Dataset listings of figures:

*****

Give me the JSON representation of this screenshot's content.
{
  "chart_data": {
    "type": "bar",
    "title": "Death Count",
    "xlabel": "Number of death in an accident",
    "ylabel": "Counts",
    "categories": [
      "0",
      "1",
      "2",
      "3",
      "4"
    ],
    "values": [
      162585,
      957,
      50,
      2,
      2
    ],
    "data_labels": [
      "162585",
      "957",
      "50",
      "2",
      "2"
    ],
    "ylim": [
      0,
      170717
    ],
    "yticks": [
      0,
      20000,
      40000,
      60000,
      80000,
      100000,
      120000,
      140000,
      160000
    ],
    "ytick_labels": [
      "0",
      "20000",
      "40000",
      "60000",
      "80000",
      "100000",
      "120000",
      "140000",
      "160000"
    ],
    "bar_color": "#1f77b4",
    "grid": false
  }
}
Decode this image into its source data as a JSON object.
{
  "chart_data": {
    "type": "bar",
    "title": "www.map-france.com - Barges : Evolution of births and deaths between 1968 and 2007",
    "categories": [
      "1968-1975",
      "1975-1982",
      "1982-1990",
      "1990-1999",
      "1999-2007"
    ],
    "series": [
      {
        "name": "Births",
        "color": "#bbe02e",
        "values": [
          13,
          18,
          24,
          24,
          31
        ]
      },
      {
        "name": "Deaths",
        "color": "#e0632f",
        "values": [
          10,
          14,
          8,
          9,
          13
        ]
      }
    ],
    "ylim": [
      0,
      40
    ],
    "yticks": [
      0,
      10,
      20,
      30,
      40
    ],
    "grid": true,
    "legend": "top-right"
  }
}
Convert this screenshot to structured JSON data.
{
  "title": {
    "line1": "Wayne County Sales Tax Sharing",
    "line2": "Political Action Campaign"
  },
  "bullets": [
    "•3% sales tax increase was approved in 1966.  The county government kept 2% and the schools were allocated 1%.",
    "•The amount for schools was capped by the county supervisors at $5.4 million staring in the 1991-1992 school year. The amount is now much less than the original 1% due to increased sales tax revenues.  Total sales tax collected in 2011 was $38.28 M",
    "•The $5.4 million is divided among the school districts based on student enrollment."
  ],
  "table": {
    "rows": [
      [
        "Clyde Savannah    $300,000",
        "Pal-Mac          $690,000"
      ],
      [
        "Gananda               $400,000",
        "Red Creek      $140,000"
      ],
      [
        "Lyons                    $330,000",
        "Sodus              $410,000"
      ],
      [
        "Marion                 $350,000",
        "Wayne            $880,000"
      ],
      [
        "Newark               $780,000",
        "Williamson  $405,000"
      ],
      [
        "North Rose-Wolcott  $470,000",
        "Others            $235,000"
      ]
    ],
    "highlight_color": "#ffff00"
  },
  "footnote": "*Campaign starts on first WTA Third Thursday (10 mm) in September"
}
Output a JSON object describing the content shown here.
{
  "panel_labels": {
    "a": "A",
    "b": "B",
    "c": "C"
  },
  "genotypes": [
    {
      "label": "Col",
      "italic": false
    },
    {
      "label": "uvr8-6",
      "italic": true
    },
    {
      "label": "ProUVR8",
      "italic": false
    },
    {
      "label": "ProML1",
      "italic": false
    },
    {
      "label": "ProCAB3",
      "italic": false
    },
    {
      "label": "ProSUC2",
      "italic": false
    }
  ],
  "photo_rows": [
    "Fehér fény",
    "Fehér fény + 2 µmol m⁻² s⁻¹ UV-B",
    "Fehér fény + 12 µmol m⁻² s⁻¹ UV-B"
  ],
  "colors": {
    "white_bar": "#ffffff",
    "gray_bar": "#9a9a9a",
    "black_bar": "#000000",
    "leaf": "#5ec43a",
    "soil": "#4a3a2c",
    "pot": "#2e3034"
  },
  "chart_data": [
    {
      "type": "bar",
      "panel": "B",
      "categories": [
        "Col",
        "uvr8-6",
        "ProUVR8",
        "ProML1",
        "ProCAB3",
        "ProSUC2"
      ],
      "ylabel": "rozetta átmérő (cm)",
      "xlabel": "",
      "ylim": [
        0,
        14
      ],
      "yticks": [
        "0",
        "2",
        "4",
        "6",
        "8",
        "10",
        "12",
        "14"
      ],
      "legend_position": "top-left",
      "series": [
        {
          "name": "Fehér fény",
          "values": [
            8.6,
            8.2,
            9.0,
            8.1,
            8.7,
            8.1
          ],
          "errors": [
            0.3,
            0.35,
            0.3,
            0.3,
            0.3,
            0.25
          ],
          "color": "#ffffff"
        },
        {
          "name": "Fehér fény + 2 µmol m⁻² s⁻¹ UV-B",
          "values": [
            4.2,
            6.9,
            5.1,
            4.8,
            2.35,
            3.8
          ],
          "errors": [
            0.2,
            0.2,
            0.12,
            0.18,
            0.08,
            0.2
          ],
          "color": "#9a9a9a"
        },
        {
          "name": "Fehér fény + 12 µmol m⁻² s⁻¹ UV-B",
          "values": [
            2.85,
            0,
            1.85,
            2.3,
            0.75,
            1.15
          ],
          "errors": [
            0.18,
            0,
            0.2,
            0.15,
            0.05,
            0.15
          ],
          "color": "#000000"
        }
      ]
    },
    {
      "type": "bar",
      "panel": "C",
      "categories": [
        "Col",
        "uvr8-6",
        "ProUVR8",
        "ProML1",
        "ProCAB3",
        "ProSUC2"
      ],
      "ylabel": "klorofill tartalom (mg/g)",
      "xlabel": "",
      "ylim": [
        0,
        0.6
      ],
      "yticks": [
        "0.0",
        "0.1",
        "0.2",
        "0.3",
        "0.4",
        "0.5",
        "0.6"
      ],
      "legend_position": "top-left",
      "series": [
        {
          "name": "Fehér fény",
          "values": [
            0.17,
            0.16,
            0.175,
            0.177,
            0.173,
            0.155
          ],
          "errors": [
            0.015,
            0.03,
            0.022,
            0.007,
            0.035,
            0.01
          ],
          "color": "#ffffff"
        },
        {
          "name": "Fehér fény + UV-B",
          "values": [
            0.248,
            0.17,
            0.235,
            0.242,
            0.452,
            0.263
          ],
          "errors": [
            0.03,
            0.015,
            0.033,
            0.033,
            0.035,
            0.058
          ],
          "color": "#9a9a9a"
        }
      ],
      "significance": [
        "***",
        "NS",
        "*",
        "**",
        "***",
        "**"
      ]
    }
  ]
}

*****

Given request:
Using the records above, say how many lines include the string "JSON". Only the number is wanted.

Complete answer:
4